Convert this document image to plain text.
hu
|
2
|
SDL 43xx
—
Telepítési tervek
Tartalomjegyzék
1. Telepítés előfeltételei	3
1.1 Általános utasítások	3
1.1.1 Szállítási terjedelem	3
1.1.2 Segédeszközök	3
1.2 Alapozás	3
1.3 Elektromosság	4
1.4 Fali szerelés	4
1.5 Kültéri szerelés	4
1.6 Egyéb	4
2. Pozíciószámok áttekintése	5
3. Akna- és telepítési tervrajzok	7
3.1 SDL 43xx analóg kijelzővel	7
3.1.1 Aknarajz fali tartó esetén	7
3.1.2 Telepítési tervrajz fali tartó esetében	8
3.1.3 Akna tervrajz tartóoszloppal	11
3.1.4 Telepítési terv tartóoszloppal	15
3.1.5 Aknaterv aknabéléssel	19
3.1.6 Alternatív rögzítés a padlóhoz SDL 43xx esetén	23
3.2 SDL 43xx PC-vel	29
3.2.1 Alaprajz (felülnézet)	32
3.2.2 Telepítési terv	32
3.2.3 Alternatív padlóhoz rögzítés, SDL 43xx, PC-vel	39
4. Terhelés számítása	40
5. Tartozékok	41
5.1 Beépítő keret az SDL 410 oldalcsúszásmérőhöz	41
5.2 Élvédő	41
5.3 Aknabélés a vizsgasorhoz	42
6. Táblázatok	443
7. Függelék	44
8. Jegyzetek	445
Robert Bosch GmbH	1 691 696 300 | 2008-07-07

(INSTRUCTIONS TO FOLLOW): Using the data above, repeat every line exactly.

(TASK SOLUTION):
Convert this document image to plain text.
hu
|
2
|
SDL 43xx
—
Telepítési tervek
Tartalomjegyzék
1. Telepítés előfeltételei	3
1.1 Általános utasítások	3
1.1.1 Szállítási terjedelem	3
1.1.2 Segédeszközök	3
1.2 Alapozás	3
1.3 Elektromosság	4
1.4 Fali szerelés	4
1.5 Kültéri szerelés	4
1.6 Egyéb	4
2. Pozíciószámok áttekintése	5
3. Akna- és telepítési tervrajzok	7
3.1 SDL 43xx analóg kijelzővel	7
3.1.1 Aknarajz fali tartó esetén	7
3.1.2 Telepítési tervrajz fali tartó esetében	8
3.1.3 Akna tervrajz tartóoszloppal	11
3.1.4 Telepítési terv tartóoszloppal	15
3.1.5 Aknaterv aknabéléssel	19
3.1.6 Alternatív rögzítés a padlóhoz SDL 43xx esetén	23
3.2 SDL 43xx PC-vel	29
3.2.1 Alaprajz (felülnézet)	32
3.2.2 Telepítési terv	32
3.2.3 Alternatív padlóhoz rögzítés, SDL 43xx, PC-vel	39
4. Terhelés számítása	40
5. Tartozékok	41
5.1 Beépítő keret az SDL 410 oldalcsúszásmérőhöz	41
5.2 Élvédő	41
5.3 Aknabélés a vizsgasorhoz	42
6. Táblázatok	443
7. Függelék	44
8. Jegyzetek	445
Robert Bosch GmbH	1 691 696 300 | 2008-07-07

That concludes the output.